=== OBJECTIVE ===
Pull every line containing "struggle" out of the material below.

=== RECORDS FOR THE TASK ===
Start

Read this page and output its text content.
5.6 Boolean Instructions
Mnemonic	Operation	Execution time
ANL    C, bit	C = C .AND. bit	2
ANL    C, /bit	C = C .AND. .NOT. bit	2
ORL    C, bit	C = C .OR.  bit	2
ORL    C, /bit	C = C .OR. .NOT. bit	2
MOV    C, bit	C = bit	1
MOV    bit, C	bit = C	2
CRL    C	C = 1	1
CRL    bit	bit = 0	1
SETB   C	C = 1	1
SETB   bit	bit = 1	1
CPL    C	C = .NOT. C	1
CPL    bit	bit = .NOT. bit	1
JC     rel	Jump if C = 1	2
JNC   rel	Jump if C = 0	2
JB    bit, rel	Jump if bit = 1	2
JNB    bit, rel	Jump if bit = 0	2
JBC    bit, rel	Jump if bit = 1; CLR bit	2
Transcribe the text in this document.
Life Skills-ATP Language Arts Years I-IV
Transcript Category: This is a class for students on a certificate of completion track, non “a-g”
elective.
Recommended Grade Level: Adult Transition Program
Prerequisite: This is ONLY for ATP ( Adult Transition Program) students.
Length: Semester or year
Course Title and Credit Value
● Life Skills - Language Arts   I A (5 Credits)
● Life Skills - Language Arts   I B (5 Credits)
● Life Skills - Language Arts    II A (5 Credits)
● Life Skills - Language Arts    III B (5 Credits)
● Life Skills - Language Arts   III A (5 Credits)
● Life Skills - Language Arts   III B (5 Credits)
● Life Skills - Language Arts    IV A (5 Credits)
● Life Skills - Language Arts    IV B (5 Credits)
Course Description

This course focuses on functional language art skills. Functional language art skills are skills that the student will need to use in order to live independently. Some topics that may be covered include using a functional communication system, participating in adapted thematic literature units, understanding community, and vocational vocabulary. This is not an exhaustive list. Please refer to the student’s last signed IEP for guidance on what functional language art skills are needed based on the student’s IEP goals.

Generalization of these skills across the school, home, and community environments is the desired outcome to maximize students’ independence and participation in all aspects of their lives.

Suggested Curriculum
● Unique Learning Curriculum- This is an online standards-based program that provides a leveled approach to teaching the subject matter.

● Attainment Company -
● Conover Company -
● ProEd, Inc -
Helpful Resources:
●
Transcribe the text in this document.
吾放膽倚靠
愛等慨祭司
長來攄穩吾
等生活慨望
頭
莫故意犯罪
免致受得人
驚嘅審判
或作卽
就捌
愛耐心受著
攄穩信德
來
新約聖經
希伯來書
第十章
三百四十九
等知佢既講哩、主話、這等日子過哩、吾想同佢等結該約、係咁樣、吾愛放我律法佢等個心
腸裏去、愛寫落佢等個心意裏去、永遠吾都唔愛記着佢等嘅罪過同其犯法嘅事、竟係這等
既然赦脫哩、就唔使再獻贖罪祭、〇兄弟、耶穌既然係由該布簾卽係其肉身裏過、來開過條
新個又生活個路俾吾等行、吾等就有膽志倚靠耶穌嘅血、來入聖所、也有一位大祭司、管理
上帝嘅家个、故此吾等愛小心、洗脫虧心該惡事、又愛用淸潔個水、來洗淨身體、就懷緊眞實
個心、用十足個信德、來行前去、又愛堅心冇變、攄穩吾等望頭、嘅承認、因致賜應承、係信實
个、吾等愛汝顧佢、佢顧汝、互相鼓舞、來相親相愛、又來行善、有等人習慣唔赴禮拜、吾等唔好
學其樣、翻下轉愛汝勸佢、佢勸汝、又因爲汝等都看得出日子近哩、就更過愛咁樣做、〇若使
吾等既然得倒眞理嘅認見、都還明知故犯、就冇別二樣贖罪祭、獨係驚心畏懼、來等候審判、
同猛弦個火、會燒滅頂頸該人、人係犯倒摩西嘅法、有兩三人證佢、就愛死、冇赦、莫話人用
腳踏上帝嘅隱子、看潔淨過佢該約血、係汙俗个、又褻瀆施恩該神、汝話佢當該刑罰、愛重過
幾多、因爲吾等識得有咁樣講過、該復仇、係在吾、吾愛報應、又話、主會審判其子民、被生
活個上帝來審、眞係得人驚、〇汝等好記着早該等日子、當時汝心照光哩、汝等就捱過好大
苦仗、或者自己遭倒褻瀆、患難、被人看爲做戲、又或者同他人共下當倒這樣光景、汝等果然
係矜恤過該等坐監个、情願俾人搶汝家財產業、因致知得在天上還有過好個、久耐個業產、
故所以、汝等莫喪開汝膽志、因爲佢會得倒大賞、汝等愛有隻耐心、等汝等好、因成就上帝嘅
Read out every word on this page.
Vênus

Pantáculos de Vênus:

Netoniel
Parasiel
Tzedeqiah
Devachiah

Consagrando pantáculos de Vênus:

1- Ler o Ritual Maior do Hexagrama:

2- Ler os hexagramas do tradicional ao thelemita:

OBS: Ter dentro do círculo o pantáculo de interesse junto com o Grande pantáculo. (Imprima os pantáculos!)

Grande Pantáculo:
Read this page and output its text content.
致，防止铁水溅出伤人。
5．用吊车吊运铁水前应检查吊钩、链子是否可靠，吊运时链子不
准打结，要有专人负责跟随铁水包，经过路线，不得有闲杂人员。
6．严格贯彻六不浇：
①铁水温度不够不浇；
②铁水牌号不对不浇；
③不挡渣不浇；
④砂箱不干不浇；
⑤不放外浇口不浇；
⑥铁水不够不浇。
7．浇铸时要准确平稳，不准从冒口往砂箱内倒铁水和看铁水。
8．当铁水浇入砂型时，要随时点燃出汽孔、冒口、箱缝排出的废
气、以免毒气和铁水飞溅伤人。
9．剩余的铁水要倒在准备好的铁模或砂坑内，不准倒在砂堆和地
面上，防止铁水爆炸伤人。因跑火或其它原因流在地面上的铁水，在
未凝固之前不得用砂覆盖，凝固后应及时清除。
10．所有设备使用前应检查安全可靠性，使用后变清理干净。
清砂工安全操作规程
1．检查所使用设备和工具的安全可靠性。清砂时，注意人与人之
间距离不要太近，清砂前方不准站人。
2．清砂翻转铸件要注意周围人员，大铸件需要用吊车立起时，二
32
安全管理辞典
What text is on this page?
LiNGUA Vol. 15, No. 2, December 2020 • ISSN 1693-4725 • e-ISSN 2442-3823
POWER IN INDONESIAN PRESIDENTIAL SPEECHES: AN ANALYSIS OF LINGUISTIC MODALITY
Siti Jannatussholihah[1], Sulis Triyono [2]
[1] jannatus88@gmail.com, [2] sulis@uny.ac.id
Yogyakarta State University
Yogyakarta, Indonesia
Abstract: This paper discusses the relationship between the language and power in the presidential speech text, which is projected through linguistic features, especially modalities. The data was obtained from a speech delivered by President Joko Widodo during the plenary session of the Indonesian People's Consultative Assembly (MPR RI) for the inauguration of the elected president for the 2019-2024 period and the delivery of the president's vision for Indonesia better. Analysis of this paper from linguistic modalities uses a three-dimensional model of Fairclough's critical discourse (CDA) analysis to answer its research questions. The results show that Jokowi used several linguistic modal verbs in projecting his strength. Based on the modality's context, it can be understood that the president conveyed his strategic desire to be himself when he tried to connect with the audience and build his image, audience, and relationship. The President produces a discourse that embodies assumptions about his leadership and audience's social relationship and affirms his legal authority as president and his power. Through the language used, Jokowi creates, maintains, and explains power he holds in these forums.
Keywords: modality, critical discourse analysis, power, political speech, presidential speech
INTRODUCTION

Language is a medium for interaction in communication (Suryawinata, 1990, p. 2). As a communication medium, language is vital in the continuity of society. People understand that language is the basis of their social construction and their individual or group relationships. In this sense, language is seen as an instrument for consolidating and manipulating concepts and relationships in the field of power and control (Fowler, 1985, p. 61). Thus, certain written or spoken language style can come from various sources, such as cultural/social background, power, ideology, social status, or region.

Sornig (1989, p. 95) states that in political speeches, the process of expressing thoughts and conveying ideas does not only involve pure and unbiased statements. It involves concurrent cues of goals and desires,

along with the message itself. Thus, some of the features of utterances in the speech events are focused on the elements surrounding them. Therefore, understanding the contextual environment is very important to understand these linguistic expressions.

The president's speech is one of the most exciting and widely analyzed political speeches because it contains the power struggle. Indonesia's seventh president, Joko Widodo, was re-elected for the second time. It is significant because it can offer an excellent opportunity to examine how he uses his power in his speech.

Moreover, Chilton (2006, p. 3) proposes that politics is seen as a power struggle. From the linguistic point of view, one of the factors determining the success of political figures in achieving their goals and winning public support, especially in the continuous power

End

=== CORRECT RESPONSE ===
The president's speech is one of the most exciting and widely analyzed political speeches because it contains the power struggle. Indonesia's seventh president, Joko Widodo, was re-elected for the second time. It is significant because it can offer an excellent opportunity to examine how he uses his power in his speech.
Moreover, Chilton (2006, p. 3) proposes that politics is seen as a power struggle. From the linguistic point of view, one of the factors determining the success of political figures in achieving their goals and winning public support, especially in the continuous power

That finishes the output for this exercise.